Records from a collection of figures
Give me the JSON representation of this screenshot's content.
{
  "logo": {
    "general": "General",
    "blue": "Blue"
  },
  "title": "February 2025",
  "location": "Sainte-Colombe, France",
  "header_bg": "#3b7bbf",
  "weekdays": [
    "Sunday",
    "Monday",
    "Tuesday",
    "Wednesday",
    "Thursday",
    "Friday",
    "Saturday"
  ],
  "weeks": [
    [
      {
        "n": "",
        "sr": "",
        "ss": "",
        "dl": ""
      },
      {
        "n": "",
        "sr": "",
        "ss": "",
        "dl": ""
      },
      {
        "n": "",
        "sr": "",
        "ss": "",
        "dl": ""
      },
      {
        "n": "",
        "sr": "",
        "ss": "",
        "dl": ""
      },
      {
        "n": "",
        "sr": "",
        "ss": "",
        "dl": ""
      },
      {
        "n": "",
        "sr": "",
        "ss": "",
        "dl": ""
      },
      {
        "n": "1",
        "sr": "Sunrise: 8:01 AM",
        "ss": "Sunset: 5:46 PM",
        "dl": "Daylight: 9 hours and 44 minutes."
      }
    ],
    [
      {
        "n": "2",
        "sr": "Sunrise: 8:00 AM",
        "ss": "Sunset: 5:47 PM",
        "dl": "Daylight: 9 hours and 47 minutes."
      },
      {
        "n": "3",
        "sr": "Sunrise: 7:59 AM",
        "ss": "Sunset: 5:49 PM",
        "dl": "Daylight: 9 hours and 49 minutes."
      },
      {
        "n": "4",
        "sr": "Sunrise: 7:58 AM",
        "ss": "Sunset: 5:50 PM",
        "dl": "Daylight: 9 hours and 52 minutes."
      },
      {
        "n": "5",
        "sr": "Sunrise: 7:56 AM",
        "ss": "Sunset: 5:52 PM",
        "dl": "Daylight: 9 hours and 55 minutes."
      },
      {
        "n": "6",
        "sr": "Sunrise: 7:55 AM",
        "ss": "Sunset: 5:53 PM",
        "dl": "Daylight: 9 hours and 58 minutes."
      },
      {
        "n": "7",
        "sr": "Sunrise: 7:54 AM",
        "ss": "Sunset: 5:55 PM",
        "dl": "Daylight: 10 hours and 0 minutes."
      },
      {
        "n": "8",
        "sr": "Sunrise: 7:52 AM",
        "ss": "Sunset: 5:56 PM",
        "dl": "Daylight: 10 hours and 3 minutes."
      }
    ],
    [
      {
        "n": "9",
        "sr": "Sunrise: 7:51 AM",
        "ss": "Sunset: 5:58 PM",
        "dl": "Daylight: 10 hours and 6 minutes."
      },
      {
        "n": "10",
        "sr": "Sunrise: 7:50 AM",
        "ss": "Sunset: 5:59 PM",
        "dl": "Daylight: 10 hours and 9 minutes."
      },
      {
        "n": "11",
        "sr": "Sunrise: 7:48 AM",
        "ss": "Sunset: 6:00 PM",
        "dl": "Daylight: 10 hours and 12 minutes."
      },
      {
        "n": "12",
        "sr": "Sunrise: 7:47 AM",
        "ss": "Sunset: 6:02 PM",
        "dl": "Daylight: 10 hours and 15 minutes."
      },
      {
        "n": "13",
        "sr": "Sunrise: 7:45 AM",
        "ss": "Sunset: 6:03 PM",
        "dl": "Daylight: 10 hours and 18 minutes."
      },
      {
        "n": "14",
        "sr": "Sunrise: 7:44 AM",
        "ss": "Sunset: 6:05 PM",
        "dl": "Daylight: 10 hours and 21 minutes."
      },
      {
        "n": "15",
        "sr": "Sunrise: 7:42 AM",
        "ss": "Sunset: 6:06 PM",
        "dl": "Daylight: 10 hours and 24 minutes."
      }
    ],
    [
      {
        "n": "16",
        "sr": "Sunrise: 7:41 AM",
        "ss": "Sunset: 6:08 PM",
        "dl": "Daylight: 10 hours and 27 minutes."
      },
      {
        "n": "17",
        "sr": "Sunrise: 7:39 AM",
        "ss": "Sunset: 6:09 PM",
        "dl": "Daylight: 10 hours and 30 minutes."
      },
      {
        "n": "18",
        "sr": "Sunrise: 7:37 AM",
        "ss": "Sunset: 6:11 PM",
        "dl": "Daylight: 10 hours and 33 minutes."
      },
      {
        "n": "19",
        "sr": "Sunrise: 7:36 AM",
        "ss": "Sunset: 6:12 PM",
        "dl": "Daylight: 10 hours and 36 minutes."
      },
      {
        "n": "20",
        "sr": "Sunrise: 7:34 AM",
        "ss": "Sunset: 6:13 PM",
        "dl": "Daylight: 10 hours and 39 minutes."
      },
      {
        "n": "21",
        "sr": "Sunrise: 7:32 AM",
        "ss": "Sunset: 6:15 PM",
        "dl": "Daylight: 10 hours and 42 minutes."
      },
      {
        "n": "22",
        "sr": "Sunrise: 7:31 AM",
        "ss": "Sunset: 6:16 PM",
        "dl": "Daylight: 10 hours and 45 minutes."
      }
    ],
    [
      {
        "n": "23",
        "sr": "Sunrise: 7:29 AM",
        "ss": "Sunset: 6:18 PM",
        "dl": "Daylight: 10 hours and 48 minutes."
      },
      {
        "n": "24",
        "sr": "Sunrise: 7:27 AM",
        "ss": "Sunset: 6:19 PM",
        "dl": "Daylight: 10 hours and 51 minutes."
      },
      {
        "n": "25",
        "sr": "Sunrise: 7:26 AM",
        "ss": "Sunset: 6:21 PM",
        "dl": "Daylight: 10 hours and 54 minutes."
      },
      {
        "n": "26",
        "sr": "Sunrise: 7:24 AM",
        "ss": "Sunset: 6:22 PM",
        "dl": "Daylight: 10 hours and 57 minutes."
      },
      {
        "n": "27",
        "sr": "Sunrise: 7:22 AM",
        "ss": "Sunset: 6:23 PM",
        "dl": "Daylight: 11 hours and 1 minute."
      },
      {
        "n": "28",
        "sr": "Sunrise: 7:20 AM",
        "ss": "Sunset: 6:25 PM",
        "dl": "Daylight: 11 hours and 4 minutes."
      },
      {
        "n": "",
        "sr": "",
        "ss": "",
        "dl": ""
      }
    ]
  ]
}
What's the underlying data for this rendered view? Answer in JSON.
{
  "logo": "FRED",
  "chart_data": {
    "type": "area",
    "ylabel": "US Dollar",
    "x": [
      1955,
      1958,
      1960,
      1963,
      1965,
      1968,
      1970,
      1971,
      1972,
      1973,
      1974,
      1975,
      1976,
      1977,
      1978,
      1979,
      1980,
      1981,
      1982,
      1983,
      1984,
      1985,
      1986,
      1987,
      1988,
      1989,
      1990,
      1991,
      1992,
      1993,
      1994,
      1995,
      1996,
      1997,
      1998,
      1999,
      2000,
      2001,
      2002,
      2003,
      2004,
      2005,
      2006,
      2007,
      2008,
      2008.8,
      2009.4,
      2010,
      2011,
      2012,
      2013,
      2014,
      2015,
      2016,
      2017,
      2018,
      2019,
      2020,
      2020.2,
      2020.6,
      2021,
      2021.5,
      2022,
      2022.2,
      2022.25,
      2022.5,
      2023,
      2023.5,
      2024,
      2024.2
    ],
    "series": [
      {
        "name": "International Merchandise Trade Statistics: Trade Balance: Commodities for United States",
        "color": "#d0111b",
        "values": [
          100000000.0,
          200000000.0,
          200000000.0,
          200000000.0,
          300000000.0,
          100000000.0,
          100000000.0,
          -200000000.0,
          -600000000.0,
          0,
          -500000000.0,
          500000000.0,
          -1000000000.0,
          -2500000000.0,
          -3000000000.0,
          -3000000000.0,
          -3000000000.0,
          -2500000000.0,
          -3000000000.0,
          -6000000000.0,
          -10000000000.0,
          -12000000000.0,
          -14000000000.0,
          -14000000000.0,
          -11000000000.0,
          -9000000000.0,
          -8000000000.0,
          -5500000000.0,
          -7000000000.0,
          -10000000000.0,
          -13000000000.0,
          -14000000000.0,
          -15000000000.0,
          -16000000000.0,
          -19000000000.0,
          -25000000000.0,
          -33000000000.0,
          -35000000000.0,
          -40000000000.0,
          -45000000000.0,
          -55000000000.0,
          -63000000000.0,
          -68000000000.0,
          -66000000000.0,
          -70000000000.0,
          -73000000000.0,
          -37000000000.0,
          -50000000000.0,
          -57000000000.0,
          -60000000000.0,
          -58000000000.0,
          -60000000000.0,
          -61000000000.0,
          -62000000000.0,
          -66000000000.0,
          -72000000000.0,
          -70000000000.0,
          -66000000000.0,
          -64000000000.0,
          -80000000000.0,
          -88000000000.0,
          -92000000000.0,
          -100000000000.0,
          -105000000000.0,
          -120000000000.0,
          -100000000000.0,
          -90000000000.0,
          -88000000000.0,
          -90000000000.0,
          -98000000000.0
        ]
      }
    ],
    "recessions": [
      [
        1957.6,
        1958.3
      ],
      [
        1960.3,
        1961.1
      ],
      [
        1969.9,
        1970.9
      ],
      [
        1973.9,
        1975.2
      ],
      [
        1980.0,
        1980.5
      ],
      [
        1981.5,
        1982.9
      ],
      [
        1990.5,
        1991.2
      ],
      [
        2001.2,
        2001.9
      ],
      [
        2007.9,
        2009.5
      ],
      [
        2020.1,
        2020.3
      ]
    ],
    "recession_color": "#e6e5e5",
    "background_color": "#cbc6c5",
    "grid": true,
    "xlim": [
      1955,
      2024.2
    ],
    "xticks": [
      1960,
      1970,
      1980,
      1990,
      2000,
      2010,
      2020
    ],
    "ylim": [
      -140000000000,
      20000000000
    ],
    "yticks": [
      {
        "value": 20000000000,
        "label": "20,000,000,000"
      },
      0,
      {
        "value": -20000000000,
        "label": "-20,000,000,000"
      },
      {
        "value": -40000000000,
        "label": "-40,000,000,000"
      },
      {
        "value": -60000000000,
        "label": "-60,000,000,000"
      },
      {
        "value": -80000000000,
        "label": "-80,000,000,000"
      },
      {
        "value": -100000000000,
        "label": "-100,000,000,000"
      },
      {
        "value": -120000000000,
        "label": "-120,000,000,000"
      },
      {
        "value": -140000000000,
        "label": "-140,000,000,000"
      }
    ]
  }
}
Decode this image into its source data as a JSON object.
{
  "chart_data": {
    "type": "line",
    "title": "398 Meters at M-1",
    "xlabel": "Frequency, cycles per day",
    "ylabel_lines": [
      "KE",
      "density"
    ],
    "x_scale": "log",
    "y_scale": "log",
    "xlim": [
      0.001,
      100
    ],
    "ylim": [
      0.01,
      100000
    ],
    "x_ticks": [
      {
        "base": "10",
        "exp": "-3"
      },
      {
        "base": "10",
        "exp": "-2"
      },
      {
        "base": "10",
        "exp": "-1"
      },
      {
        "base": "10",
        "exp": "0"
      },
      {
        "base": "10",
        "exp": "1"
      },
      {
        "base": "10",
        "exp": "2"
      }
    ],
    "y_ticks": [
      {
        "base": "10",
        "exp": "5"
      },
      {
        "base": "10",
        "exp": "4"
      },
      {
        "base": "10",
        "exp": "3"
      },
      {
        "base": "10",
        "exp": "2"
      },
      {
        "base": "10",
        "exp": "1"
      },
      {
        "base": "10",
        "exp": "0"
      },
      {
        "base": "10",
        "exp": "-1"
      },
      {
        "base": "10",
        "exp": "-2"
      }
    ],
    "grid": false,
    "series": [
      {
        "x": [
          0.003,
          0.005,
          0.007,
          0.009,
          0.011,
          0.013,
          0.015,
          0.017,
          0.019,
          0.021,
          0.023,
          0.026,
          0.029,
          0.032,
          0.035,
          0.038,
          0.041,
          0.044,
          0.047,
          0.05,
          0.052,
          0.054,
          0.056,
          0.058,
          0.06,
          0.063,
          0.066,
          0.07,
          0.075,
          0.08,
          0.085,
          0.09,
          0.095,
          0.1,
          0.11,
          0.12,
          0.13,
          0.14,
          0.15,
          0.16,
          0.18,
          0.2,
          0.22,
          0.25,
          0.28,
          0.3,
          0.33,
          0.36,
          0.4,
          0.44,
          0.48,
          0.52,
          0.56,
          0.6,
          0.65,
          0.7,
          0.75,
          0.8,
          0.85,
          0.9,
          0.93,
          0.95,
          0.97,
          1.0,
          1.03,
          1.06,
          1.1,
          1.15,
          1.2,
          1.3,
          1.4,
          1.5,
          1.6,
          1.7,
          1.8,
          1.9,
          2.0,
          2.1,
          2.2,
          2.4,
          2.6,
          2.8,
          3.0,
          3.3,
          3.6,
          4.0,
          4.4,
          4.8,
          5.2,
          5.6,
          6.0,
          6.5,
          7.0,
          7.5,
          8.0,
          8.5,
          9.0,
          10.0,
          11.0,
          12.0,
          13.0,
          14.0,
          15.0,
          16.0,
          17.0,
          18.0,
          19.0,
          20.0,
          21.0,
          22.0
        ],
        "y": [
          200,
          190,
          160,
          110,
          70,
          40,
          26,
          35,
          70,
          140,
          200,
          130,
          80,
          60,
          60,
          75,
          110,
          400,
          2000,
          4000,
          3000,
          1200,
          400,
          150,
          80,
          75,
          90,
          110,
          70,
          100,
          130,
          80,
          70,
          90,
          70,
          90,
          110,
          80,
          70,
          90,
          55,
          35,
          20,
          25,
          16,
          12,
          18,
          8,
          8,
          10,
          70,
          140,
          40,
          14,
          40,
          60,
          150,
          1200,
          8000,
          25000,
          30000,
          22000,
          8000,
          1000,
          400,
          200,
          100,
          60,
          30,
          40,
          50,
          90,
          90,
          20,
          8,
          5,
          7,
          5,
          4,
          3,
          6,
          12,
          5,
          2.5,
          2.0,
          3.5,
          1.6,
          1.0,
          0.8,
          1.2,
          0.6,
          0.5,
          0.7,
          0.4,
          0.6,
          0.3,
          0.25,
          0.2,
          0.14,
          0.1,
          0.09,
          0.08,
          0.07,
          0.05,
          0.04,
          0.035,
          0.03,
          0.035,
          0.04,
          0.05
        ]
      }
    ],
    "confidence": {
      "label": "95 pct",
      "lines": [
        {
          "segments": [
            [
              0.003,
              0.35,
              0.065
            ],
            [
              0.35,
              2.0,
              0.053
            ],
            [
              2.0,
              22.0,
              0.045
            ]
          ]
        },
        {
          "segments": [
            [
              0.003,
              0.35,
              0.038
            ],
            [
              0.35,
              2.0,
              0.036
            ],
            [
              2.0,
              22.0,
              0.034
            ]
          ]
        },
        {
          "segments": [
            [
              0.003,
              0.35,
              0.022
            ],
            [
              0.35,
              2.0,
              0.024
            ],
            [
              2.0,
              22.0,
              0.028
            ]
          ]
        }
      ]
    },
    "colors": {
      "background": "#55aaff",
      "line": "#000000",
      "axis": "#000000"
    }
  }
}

**OBJECTIVE**
Check each line of the records for the word "title" and extract those that contain it.

**SOLUTION TO THIS EXERCISE**
  "title": "February 2025",
    "title": "398 Meters at M-1",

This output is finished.